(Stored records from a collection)
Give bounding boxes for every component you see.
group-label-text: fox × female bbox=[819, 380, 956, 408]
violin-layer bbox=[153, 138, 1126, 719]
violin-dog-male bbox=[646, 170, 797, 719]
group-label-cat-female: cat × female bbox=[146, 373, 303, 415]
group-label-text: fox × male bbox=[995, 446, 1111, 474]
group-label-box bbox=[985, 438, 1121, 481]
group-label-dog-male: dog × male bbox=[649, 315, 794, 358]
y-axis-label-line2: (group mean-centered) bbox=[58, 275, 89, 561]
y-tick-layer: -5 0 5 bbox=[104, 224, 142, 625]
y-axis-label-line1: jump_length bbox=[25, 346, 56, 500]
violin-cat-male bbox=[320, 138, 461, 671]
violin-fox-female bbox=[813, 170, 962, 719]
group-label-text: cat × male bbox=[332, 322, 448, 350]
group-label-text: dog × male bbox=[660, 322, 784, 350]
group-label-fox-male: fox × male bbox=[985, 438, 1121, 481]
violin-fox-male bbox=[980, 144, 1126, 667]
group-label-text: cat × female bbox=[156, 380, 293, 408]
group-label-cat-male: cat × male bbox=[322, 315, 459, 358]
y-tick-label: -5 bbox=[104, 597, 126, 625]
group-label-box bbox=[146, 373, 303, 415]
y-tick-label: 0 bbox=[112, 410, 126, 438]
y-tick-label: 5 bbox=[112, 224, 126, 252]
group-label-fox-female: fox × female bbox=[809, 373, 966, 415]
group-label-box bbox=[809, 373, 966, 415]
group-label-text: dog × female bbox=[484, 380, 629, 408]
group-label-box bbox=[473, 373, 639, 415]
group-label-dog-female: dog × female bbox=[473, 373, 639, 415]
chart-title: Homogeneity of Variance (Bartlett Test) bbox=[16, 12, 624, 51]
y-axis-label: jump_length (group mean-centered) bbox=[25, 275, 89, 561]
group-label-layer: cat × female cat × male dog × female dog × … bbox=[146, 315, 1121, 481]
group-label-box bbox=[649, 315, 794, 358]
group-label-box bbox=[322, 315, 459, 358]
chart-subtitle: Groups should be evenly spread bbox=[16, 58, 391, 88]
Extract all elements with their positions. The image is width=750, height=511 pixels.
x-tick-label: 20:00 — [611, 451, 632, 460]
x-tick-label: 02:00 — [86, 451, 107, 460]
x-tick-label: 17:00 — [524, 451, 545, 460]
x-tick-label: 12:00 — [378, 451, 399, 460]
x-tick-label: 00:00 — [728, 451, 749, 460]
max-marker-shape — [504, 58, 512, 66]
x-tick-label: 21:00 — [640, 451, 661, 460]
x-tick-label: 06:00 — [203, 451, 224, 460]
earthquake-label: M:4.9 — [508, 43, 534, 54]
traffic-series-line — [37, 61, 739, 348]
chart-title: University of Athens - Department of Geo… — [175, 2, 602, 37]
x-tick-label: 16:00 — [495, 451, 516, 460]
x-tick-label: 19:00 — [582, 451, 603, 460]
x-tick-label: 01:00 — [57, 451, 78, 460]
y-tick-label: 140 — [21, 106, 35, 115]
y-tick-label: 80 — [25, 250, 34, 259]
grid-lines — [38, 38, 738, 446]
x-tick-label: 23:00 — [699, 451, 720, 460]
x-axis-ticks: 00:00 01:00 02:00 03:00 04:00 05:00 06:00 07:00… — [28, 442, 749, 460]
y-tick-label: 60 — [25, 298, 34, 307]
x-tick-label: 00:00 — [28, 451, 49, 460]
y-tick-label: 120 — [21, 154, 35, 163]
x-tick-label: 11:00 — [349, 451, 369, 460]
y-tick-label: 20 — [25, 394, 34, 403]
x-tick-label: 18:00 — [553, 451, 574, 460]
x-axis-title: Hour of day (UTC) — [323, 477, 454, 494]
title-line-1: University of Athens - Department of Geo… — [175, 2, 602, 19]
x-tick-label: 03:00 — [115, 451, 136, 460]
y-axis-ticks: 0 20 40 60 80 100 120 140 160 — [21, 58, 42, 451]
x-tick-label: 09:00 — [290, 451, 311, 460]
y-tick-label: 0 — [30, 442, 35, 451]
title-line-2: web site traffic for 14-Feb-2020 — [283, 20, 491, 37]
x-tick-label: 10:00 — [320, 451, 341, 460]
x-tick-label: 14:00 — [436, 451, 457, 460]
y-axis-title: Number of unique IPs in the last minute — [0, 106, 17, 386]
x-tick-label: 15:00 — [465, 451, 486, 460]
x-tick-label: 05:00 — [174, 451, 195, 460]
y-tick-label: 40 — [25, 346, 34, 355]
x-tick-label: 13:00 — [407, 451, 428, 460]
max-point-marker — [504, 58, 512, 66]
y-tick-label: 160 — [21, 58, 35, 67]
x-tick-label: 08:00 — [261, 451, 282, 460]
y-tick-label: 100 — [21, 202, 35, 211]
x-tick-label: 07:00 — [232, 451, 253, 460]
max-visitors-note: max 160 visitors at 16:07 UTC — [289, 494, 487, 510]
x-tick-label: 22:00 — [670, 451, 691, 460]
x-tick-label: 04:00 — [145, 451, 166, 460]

- Short exercise:
Can you repeat everything from the start of the records down to the line containing "y-tick-label: -5 bbox=[104, 597, 126, 625]", including that line, word for word?

- Finished answer:
Give bounding boxes for every component you see.
group-label-text: fox × female bbox=[819, 380, 956, 408]
violin-layer bbox=[153, 138, 1126, 719]
violin-dog-male bbox=[646, 170, 797, 719]
group-label-cat-female: cat × female bbox=[146, 373, 303, 415]
group-label-text: fox × male bbox=[995, 446, 1111, 474]
group-label-box bbox=[985, 438, 1121, 481]
group-label-dog-male: dog × male bbox=[649, 315, 794, 358]
y-axis-label-line2: (group mean-centered) bbox=[58, 275, 89, 561]
y-tick-layer: -5 0 5 bbox=[104, 224, 142, 625]
y-axis-label-line1: jump_length bbox=[25, 346, 56, 500]
violin-cat-male bbox=[320, 138, 461, 671]
violin-fox-female bbox=[813, 170, 962, 719]
group-label-text: cat × male bbox=[332, 322, 448, 350]
group-label-text: dog × male bbox=[660, 322, 784, 350]
group-label-fox-male: fox × male bbox=[985, 438, 1121, 481]
violin-fox-male bbox=[980, 144, 1126, 667]
group-label-text: cat × female bbox=[156, 380, 293, 408]
group-label-cat-male: cat × male bbox=[322, 315, 459, 358]
y-tick-label: -5 bbox=[104, 597, 126, 625]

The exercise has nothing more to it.